### Work to do:
How many lines in the items below contain the word "with"? Give only the number.

### Data supplied:
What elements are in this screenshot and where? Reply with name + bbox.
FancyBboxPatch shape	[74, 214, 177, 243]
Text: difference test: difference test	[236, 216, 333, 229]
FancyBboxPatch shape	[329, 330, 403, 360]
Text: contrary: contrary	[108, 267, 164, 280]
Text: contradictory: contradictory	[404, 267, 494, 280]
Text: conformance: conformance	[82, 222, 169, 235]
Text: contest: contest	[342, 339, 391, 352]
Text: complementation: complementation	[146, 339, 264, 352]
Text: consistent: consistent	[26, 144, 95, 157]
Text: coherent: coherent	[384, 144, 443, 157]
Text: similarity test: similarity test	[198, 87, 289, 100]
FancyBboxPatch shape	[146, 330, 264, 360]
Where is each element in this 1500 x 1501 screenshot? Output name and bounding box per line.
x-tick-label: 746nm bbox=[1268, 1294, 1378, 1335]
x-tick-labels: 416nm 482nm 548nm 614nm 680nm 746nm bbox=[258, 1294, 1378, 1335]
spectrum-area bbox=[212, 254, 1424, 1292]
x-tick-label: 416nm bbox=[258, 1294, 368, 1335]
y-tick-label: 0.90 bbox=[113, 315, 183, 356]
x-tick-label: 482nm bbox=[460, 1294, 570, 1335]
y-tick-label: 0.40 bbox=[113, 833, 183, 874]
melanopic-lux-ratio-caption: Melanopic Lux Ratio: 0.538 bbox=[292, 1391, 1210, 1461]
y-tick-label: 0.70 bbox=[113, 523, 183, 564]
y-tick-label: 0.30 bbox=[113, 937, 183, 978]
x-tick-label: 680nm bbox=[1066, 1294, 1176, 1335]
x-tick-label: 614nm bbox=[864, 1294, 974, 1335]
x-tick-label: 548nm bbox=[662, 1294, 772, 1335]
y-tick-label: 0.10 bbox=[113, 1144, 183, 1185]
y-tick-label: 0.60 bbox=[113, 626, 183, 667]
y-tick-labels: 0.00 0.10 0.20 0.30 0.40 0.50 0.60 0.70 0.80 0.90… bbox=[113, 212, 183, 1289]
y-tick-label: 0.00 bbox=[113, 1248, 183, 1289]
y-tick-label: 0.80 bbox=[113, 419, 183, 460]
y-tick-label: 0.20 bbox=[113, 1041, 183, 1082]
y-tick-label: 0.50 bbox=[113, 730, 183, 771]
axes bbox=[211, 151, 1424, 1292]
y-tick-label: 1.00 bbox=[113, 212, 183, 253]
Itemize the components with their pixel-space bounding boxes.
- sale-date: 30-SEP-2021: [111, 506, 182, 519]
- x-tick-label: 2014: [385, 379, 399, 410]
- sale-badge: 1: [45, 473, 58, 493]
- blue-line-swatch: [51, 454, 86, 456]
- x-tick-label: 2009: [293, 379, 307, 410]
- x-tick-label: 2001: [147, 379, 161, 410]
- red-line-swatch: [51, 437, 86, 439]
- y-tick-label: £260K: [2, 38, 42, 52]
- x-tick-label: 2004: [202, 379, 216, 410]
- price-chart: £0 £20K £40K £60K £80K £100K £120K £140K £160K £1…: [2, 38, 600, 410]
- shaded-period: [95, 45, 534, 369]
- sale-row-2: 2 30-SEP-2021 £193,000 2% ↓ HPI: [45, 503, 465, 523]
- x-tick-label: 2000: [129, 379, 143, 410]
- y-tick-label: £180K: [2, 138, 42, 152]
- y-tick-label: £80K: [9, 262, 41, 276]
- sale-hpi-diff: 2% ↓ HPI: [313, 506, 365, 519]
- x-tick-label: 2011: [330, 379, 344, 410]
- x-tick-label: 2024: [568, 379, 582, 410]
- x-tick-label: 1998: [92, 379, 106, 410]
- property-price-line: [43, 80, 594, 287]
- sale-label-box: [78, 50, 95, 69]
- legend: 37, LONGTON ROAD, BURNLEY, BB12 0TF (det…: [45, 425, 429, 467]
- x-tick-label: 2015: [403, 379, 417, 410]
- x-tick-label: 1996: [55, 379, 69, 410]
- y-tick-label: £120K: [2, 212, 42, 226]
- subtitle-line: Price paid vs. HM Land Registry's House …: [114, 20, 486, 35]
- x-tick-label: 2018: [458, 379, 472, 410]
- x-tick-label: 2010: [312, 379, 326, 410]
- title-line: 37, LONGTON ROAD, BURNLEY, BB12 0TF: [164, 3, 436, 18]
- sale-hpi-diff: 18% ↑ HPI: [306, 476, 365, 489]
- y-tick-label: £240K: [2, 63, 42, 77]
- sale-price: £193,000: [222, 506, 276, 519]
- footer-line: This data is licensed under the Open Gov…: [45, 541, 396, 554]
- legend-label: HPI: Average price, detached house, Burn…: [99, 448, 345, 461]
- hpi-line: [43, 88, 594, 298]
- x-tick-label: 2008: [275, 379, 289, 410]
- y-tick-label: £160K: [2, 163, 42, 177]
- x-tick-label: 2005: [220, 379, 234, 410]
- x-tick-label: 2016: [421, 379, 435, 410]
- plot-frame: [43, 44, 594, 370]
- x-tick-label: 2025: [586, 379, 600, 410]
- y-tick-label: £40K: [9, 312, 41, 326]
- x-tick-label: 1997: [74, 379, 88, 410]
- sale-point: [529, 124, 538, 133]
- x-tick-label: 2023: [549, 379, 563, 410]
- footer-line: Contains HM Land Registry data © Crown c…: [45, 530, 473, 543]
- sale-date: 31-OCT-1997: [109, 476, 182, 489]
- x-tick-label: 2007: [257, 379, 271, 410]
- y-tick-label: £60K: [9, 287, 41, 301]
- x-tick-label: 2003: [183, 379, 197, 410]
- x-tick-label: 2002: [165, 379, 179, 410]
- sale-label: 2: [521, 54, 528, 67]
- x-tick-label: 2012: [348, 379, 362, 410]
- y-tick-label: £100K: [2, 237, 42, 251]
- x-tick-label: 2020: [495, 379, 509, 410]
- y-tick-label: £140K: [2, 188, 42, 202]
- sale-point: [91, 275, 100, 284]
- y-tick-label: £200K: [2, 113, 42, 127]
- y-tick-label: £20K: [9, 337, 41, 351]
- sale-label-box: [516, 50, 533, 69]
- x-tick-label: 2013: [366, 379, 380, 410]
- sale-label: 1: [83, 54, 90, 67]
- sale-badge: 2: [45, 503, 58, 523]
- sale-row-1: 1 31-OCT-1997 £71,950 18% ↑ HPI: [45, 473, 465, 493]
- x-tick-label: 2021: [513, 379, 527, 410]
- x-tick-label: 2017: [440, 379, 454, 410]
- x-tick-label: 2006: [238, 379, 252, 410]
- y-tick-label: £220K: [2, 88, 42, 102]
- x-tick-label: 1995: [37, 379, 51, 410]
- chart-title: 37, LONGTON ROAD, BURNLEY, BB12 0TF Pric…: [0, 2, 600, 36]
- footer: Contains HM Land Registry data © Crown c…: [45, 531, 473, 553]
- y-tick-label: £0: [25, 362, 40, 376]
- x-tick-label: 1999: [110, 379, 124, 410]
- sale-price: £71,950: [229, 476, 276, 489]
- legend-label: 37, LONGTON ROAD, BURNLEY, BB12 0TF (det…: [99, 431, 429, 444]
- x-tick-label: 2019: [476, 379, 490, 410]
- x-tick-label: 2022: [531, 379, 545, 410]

### Answer to this task:
2